YOUR OBJECTIVE:
Rewrite the part that opens with the line containing "700, 1246, 712]" and closes with the line containing "746, 270, 766]", changing "volume-handle" to "volume-knob" and leaving everything else as it is.

(Annotated element listings)
- - - -

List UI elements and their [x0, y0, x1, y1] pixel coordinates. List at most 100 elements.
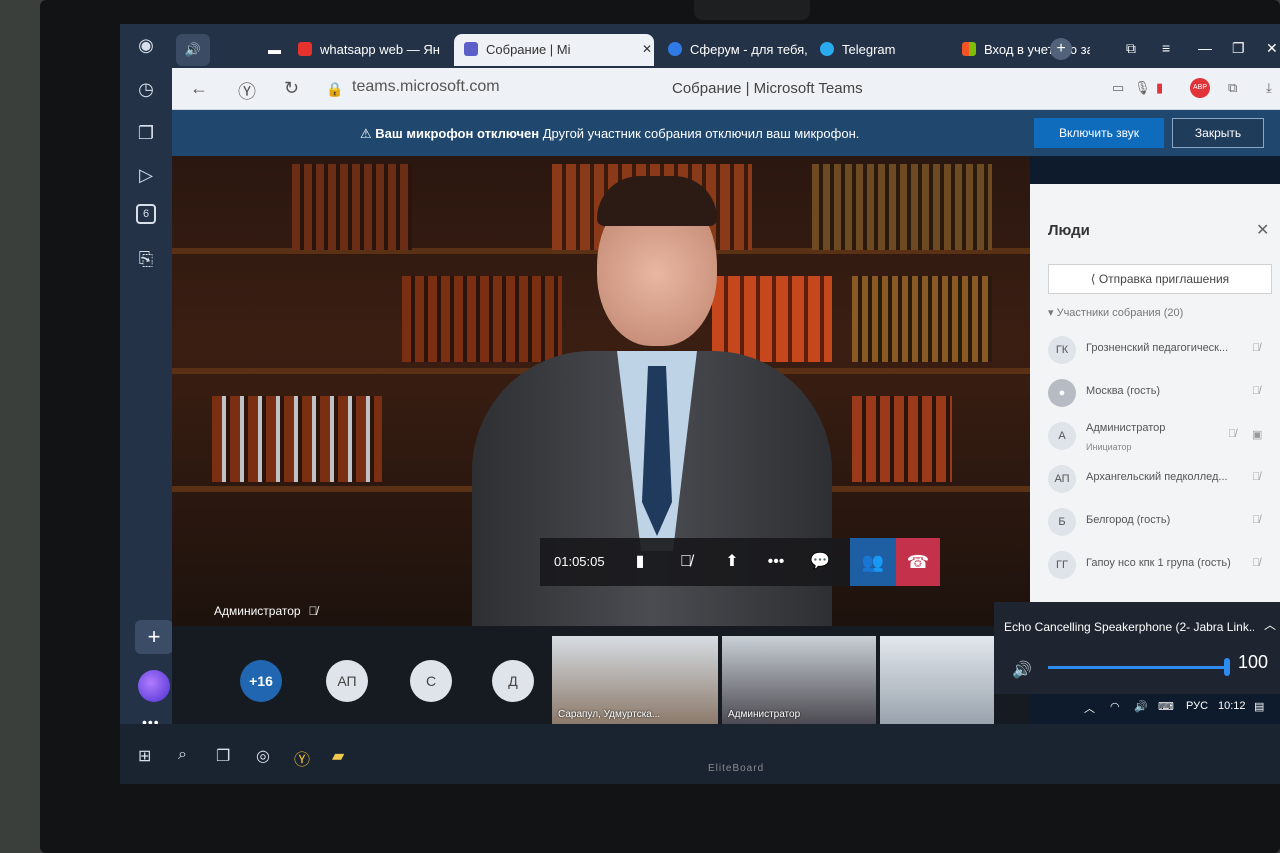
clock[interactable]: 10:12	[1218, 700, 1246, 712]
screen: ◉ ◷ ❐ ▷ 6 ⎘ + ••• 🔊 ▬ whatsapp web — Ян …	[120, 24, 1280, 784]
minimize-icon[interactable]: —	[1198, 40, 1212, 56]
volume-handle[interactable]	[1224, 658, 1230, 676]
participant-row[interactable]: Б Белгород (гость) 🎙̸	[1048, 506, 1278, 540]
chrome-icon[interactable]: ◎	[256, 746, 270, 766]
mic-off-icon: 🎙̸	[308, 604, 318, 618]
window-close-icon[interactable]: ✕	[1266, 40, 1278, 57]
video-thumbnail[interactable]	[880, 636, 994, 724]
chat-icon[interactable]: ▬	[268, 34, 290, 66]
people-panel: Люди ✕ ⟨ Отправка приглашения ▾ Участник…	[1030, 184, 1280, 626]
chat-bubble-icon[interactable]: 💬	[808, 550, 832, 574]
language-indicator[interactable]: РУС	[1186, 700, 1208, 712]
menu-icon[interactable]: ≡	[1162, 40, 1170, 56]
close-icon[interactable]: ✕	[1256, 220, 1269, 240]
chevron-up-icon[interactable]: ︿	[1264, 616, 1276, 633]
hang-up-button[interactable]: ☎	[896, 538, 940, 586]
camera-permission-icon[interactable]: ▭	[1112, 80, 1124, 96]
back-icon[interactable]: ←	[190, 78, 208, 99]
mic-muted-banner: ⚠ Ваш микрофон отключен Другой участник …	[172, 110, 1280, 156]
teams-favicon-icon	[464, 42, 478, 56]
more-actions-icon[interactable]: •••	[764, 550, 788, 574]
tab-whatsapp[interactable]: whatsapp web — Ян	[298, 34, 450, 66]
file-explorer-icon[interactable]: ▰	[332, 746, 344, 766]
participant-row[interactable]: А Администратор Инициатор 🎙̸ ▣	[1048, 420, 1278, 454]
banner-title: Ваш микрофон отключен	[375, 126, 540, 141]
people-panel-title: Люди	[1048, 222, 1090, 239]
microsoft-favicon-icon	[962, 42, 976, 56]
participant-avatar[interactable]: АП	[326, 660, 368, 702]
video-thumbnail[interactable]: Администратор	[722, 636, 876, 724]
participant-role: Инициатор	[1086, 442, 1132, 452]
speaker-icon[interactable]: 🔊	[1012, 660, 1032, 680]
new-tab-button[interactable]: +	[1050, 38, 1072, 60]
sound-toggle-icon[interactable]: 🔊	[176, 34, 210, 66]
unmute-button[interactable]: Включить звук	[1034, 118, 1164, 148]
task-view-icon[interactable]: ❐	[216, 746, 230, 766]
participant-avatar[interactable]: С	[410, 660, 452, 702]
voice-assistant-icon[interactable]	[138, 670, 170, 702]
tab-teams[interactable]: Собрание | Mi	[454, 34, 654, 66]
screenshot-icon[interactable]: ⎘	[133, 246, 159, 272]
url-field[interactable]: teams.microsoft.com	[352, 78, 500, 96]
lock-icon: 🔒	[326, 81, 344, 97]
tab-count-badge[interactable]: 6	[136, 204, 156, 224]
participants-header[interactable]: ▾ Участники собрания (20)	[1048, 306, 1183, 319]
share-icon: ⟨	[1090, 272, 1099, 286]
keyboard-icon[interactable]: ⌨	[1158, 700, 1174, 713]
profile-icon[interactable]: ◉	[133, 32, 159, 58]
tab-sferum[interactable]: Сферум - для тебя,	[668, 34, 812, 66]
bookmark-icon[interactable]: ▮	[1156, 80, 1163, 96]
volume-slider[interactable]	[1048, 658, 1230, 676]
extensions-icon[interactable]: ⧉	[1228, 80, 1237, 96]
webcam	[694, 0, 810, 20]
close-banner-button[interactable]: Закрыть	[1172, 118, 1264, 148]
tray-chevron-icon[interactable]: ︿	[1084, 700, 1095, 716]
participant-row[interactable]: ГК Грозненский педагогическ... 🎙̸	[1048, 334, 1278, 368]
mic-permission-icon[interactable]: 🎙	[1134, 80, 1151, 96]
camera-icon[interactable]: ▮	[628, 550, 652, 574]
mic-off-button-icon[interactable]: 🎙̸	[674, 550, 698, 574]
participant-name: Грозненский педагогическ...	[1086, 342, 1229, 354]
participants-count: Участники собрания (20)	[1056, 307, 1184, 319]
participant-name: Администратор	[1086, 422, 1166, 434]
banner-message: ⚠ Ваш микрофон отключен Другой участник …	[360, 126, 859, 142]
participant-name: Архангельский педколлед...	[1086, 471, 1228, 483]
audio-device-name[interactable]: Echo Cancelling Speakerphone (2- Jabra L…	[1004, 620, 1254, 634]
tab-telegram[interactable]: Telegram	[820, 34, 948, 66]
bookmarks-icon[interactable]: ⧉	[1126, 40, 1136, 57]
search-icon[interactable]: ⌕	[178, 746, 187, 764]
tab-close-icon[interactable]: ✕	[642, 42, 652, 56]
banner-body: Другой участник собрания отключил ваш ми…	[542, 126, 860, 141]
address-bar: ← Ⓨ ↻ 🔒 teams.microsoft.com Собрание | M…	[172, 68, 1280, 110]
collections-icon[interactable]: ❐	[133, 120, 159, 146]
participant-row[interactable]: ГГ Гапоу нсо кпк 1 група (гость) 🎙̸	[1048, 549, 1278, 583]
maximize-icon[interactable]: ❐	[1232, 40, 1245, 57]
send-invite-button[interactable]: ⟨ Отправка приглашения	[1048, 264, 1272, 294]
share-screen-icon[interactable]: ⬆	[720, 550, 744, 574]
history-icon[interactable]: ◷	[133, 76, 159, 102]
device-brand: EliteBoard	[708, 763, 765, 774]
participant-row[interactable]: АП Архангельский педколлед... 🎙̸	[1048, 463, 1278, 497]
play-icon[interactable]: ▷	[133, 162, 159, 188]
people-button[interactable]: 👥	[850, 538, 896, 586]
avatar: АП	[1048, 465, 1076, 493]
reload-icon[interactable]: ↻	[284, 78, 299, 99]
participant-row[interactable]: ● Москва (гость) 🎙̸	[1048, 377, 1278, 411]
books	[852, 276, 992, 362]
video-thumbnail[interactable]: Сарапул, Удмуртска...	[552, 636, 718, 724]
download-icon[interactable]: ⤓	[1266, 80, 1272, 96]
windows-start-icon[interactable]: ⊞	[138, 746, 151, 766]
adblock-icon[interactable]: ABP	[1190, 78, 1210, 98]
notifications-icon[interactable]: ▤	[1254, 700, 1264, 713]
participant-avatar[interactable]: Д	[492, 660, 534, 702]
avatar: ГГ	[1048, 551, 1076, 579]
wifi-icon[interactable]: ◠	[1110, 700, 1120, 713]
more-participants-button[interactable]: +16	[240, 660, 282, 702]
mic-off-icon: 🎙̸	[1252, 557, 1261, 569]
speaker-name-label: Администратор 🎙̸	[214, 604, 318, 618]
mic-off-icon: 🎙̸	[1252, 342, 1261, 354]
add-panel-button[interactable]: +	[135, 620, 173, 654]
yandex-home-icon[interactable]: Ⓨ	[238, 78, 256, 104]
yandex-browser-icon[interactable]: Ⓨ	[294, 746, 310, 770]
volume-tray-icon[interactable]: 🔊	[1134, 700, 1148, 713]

- - - -

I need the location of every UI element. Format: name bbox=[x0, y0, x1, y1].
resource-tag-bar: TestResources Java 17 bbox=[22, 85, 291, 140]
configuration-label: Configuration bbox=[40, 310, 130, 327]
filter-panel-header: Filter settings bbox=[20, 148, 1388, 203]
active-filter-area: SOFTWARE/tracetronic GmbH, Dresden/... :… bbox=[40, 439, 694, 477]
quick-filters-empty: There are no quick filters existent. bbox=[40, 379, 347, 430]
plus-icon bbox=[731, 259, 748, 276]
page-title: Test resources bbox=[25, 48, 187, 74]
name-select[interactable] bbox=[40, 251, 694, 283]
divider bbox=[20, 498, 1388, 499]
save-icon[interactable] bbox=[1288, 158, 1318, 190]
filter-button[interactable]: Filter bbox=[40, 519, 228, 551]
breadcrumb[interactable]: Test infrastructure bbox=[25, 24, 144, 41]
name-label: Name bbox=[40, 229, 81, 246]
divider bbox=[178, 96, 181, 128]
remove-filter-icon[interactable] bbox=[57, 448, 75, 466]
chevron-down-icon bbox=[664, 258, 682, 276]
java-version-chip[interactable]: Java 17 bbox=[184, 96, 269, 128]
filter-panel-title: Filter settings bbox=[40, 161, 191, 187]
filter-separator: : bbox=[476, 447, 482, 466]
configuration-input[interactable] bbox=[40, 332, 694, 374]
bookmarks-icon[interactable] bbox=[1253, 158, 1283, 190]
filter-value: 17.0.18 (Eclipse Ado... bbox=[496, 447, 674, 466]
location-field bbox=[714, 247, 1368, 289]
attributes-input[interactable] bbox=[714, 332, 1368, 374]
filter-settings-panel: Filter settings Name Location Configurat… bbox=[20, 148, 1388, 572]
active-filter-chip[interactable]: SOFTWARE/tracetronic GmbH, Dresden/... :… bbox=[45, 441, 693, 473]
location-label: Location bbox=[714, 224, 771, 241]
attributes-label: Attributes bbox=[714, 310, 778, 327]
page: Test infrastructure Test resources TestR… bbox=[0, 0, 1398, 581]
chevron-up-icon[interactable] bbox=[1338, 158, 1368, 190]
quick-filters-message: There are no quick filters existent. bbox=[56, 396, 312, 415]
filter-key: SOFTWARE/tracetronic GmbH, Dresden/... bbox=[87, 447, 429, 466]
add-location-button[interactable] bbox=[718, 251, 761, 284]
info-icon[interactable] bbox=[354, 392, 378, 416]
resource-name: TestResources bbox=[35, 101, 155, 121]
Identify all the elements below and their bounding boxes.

- - - -

WORKED ANSWER:
clock[interactable]: 10:12	[1218, 700, 1246, 712]
screen: ◉ ◷ ❐ ▷ 6 ⎘ + ••• 🔊 ▬ whatsapp web — Ян …	[120, 24, 1280, 784]
minimize-icon[interactable]: —	[1198, 40, 1212, 56]
volume-knob[interactable]	[1224, 658, 1230, 676]
participant-row[interactable]: Б Белгород (гость) 🎙̸	[1048, 506, 1278, 540]
chrome-icon[interactable]: ◎	[256, 746, 270, 766]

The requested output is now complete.